The data:

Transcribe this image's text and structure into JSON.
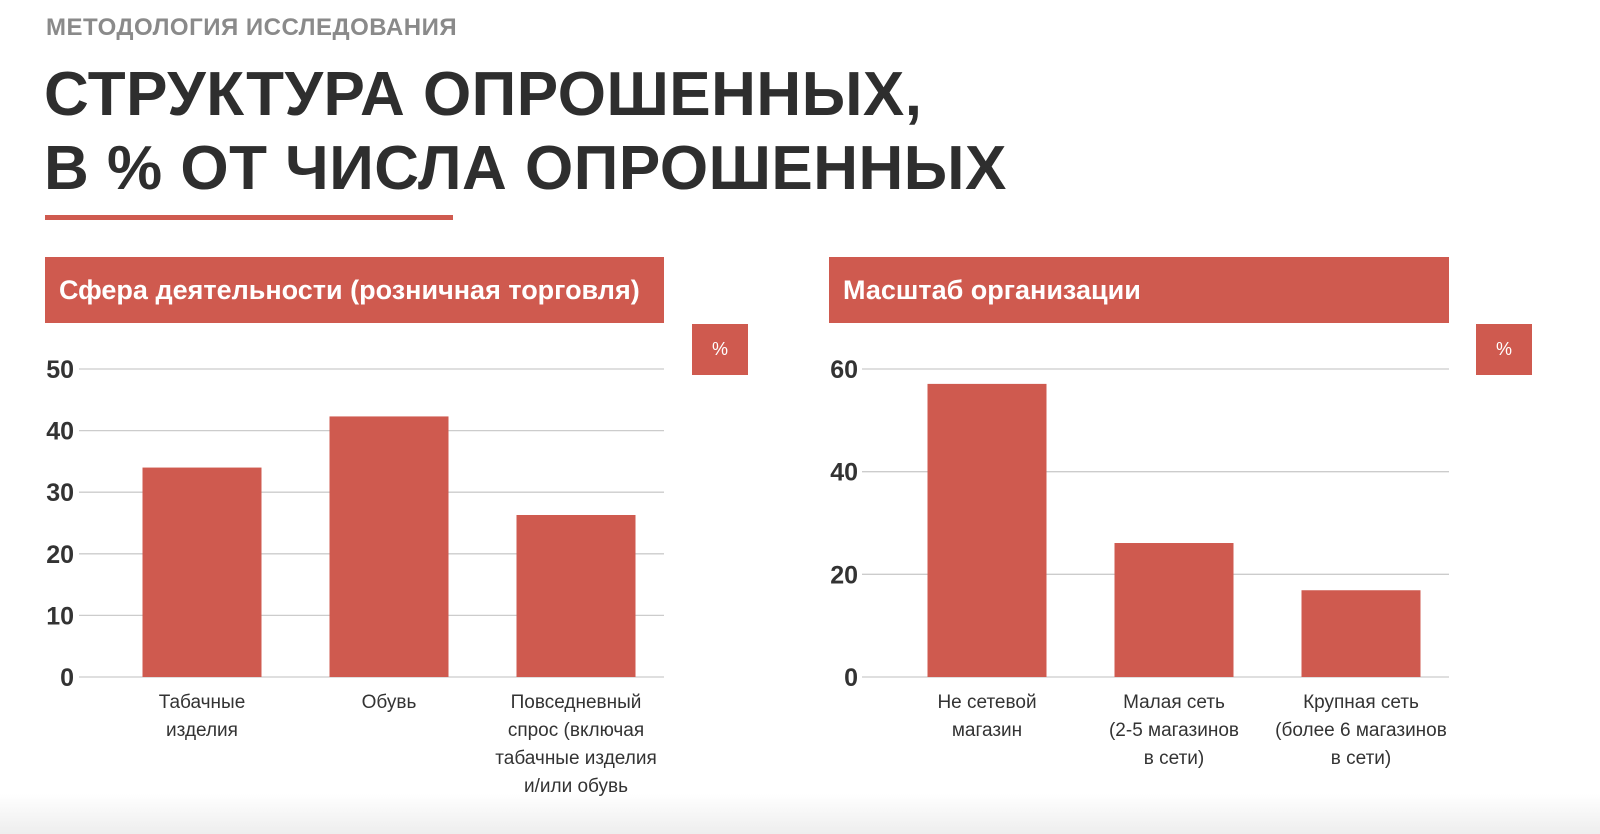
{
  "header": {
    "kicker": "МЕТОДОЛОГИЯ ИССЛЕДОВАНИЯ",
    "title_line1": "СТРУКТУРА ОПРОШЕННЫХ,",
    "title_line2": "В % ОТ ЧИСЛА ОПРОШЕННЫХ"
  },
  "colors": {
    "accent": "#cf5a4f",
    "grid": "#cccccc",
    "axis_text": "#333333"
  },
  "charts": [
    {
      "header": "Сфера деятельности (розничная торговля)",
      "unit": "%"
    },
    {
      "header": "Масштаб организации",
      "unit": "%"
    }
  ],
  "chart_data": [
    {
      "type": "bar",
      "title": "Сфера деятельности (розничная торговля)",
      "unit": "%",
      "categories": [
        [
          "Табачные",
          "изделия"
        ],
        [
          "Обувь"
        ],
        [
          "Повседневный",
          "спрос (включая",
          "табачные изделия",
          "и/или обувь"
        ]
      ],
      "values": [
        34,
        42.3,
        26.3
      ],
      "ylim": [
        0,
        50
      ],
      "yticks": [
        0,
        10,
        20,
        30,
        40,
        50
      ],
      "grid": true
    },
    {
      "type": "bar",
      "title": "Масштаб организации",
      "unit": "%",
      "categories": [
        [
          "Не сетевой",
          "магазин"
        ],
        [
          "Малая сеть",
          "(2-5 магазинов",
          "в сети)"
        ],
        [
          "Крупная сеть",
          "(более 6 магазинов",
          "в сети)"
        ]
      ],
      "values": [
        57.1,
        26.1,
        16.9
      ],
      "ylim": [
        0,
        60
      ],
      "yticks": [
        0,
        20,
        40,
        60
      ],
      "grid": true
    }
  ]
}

What is expected: Verbatim reproduction of every record is required; images are left out.

Solution to this task:
Transcribe this image's text and structure into JSON.
{
  "header": {
    "kicker": "МЕТОДОЛОГИЯ ИССЛЕДОВАНИЯ",
    "title_line1": "СТРУКТУРА ОПРОШЕННЫХ,",
    "title_line2": "В % ОТ ЧИСЛА ОПРОШЕННЫХ"
  },
  "colors": {
    "accent": "#cf5a4f",
    "grid": "#cccccc",
    "axis_text": "#333333"
  },
  "charts": [
    {
      "header": "Сфера деятельности (розничная торговля)",
      "unit": "%"
    },
    {
      "header": "Масштаб организации",
      "unit": "%"
    }
  ],
  "chart_data": [
    {
      "type": "bar",
      "title": "Сфера деятельности (розничная торговля)",
      "unit": "%",
      "categories": [
        [
          "Табачные",
          "изделия"
        ],
        [
          "Обувь"
        ],
        [
          "Повседневный",
          "спрос (включая",
          "табачные изделия",
          "и/или обувь"
        ]
      ],
      "values": [
        34,
        42.3,
        26.3
      ],
      "ylim": [
        0,
        50
      ],
      "yticks": [
        0,
        10,
        20,
        30,
        40,
        50
      ],
      "grid": true
    },
    {
      "type": "bar",
      "title": "Масштаб организации",
      "unit": "%",
      "categories": [
        [
          "Не сетевой",
          "магазин"
        ],
        [
          "Малая сеть",
          "(2-5 магазинов",
          "в сети)"
        ],
        [
          "Крупная сеть",
          "(более 6 магазинов",
          "в сети)"
        ]
      ],
      "values": [
        57.1,
        26.1,
        16.9
      ],
      "ylim": [
        0,
        60
      ],
      "yticks": [
        0,
        20,
        40,
        60
      ],
      "grid": true
    }
  ]
}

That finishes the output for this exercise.